*PROBLEM DETAILS*
Transcribe the data below without any changes, from its first line through the line containing "category-label: Barb-Kun… xyxy=(56,681,145,700)", including both.

*ITEMS*
::::

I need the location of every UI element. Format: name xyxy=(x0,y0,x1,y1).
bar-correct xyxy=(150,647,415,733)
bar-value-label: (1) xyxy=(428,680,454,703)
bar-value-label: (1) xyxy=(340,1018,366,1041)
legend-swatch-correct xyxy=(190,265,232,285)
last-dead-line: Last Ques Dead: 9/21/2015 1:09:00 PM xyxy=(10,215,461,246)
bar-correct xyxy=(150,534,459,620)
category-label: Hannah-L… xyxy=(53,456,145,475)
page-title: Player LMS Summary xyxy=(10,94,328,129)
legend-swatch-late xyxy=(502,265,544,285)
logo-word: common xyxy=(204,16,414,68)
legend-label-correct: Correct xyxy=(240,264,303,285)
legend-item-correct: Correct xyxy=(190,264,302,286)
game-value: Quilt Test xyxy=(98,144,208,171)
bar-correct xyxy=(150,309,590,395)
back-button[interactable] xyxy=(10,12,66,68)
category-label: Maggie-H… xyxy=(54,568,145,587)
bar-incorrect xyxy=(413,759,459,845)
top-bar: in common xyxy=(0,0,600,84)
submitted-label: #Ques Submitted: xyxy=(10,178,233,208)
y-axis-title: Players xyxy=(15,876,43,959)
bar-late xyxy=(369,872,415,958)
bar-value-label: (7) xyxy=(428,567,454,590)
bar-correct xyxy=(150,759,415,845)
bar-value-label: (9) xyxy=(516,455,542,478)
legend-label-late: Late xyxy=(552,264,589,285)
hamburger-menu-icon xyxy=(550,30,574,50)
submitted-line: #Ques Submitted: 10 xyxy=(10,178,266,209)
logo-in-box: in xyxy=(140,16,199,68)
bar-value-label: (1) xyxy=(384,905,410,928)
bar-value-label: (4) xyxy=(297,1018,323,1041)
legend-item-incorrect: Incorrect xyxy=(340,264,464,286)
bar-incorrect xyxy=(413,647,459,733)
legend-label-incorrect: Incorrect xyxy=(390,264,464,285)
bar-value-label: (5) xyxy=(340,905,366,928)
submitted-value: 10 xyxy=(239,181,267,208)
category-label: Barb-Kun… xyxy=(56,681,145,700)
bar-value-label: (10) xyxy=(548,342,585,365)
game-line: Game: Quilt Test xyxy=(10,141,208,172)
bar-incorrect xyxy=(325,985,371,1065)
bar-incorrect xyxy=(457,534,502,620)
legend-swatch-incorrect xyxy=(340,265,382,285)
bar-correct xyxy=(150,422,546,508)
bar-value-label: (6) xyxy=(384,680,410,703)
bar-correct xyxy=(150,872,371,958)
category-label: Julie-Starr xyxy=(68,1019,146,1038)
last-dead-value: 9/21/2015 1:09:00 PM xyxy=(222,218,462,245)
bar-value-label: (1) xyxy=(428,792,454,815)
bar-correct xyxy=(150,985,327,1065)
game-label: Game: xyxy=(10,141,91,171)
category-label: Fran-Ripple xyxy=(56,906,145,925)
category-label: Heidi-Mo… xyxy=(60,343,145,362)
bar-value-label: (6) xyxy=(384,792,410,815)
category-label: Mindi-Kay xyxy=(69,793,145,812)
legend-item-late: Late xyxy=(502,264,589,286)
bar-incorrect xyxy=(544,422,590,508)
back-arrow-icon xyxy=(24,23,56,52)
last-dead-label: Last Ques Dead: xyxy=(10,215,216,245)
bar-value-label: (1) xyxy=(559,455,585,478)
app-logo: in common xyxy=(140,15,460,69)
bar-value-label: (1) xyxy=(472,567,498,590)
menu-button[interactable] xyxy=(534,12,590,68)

::::

*SOLUTION TO THE PROBLEM*
I need the location of every UI element. Format: name xyxy=(x0,y0,x1,y1).
bar-correct xyxy=(150,647,415,733)
bar-value-label: (1) xyxy=(428,680,454,703)
bar-value-label: (1) xyxy=(340,1018,366,1041)
legend-swatch-correct xyxy=(190,265,232,285)
last-dead-line: Last Ques Dead: 9/21/2015 1:09:00 PM xyxy=(10,215,461,246)
bar-correct xyxy=(150,534,459,620)
category-label: Hannah-L… xyxy=(53,456,145,475)
page-title: Player LMS Summary xyxy=(10,94,328,129)
legend-swatch-late xyxy=(502,265,544,285)
logo-word: common xyxy=(204,16,414,68)
legend-label-correct: Correct xyxy=(240,264,303,285)
legend-item-correct: Correct xyxy=(190,264,302,286)
game-value: Quilt Test xyxy=(98,144,208,171)
bar-correct xyxy=(150,309,590,395)
back-button[interactable] xyxy=(10,12,66,68)
category-label: Maggie-H… xyxy=(54,568,145,587)
bar-incorrect xyxy=(413,759,459,845)
top-bar: in common xyxy=(0,0,600,84)
submitted-label: #Ques Submitted: xyxy=(10,178,233,208)
y-axis-title: Players xyxy=(15,876,43,959)
bar-late xyxy=(369,872,415,958)
bar-value-label: (7) xyxy=(428,567,454,590)
bar-correct xyxy=(150,759,415,845)
bar-value-label: (9) xyxy=(516,455,542,478)
legend-label-late: Late xyxy=(552,264,589,285)
hamburger-menu-icon xyxy=(550,30,574,50)
submitted-line: #Ques Submitted: 10 xyxy=(10,178,266,209)
logo-in-box: in xyxy=(140,16,199,68)
bar-value-label: (1) xyxy=(384,905,410,928)
bar-value-label: (4) xyxy=(297,1018,323,1041)
legend-item-incorrect: Incorrect xyxy=(340,264,464,286)
bar-incorrect xyxy=(413,647,459,733)
legend-label-incorrect: Incorrect xyxy=(390,264,464,285)
bar-value-label: (5) xyxy=(340,905,366,928)
submitted-value: 10 xyxy=(239,181,267,208)
category-label: Barb-Kun… xyxy=(56,681,145,700)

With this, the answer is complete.